## START ENTRIES PROVIDED
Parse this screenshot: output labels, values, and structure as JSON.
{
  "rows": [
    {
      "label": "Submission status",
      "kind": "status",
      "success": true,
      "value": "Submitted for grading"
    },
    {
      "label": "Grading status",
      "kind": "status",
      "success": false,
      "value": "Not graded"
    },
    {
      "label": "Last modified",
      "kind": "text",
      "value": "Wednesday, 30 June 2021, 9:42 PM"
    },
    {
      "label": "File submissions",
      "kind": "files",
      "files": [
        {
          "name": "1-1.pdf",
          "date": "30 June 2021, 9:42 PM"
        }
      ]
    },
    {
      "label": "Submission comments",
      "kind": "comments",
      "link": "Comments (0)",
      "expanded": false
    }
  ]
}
## END ENTRIES PROVIDED
## START ENTRIES PROVIDED
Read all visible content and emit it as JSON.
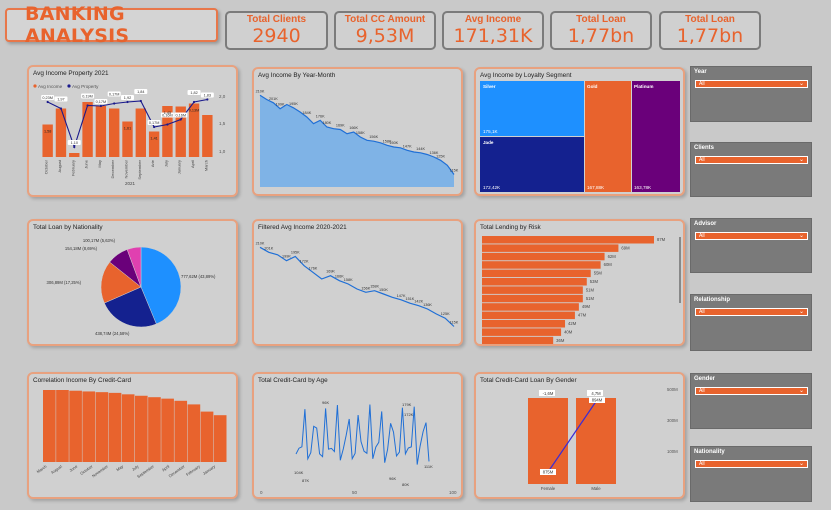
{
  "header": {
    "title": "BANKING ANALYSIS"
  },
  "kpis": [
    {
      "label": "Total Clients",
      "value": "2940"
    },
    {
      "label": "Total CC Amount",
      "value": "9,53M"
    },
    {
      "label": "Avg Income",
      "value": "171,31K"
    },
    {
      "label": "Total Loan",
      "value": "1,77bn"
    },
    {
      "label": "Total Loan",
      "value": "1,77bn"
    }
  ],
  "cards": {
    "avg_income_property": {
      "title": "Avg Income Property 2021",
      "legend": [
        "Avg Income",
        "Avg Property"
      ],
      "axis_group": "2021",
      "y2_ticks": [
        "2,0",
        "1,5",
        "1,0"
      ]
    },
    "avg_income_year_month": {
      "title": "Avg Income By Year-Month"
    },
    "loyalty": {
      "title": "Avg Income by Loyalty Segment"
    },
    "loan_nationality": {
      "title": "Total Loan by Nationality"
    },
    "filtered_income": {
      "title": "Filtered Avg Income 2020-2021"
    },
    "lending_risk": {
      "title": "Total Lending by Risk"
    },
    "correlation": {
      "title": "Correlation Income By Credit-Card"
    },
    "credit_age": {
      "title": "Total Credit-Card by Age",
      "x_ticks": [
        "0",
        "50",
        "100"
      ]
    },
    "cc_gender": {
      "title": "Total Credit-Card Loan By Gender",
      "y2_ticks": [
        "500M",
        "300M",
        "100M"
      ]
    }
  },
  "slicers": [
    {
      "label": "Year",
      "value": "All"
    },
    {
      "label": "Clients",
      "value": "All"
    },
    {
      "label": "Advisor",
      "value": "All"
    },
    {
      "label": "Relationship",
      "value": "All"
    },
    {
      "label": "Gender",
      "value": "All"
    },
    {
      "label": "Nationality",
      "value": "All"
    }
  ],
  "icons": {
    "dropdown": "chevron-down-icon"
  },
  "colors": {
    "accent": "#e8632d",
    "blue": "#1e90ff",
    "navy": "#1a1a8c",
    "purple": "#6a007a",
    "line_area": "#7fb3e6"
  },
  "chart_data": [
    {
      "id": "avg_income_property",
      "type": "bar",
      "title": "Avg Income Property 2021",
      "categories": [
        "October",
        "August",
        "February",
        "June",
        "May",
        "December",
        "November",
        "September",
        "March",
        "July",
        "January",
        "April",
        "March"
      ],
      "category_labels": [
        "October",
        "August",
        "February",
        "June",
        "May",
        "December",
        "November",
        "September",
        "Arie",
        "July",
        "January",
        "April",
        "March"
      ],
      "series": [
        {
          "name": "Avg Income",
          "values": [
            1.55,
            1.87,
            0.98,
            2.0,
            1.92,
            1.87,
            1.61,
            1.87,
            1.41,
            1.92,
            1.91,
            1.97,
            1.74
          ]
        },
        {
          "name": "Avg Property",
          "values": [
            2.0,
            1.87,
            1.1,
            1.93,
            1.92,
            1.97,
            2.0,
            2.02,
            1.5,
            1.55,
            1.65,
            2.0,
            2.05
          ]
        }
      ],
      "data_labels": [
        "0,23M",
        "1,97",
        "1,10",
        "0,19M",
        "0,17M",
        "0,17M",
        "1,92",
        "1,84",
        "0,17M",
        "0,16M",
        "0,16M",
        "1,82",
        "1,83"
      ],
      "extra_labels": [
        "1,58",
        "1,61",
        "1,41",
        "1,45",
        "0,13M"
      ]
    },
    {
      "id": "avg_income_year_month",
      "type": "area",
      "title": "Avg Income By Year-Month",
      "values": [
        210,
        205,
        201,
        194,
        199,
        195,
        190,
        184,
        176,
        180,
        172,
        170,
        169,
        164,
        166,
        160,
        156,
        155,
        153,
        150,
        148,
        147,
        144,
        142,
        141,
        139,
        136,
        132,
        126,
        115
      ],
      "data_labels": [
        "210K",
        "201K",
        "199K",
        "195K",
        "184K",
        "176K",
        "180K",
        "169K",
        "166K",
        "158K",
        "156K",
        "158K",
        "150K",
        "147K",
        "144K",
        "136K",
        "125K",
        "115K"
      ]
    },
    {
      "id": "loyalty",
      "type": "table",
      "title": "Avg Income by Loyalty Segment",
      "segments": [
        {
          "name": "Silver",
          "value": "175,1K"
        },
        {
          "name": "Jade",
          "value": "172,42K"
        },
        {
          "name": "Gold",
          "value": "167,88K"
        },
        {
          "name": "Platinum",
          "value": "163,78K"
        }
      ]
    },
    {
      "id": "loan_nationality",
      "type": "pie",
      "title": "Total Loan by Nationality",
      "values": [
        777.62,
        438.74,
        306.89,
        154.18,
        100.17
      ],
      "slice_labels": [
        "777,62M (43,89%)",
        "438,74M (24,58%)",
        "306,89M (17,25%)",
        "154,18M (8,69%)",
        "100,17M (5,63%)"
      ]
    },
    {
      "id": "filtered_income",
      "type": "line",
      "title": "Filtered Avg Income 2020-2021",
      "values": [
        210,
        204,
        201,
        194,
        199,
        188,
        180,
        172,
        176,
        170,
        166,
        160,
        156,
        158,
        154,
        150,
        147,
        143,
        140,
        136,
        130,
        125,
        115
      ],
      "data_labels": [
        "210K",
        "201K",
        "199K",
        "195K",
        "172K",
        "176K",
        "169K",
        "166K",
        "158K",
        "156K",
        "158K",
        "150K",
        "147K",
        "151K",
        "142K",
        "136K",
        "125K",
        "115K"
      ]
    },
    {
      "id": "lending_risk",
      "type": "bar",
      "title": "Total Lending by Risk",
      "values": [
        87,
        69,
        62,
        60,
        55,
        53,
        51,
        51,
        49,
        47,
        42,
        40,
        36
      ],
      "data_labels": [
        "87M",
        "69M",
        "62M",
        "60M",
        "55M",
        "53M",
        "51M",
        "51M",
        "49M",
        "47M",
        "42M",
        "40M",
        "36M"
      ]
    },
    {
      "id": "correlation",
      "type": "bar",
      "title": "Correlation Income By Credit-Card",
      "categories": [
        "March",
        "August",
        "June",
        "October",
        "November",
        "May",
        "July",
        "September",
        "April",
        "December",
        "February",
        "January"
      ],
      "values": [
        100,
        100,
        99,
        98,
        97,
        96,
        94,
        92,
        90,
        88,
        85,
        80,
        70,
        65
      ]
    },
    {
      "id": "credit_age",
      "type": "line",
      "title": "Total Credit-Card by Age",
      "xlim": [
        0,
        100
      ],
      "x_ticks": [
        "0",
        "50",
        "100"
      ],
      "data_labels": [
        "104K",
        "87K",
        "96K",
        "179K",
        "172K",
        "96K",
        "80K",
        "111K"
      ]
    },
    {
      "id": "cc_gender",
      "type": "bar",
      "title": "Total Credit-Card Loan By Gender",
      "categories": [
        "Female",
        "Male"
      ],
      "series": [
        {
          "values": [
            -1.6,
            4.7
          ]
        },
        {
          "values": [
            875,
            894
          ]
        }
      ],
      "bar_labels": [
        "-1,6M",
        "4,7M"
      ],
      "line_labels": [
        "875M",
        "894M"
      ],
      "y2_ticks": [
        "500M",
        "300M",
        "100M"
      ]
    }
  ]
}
## END ENTRIES PROVIDED
## START ENTRIES PROVIDED
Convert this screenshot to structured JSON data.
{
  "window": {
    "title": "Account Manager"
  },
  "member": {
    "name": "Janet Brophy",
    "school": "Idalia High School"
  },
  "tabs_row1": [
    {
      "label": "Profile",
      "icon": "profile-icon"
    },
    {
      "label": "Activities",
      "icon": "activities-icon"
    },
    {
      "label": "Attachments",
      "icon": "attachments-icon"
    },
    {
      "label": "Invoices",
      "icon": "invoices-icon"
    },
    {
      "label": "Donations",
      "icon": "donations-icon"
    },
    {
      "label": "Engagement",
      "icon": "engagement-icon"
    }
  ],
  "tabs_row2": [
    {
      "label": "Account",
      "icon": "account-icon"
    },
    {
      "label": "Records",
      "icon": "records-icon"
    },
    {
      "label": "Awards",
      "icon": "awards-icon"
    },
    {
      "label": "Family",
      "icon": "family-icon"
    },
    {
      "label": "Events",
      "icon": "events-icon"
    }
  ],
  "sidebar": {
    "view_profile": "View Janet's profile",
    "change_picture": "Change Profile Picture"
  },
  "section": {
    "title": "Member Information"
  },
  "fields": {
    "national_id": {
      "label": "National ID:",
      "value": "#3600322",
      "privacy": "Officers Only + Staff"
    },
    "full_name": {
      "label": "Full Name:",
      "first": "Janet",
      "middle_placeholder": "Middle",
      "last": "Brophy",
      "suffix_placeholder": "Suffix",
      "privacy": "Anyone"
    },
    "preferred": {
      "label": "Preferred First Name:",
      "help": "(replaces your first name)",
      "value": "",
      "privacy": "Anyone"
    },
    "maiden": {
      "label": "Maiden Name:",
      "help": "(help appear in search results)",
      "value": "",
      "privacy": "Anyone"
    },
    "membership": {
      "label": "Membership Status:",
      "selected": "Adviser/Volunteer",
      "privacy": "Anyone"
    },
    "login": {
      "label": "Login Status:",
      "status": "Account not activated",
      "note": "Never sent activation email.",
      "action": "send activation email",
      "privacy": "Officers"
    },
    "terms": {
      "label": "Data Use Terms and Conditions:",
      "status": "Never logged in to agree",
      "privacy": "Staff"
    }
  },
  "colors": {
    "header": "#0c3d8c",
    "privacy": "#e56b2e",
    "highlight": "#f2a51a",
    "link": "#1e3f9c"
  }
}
## END ENTRIES PROVIDED
◆ WHAT IS EXPECTED
Scan the records above and report how many lines include the word "JSON", without any other text.

◆ FINAL ANSWER
3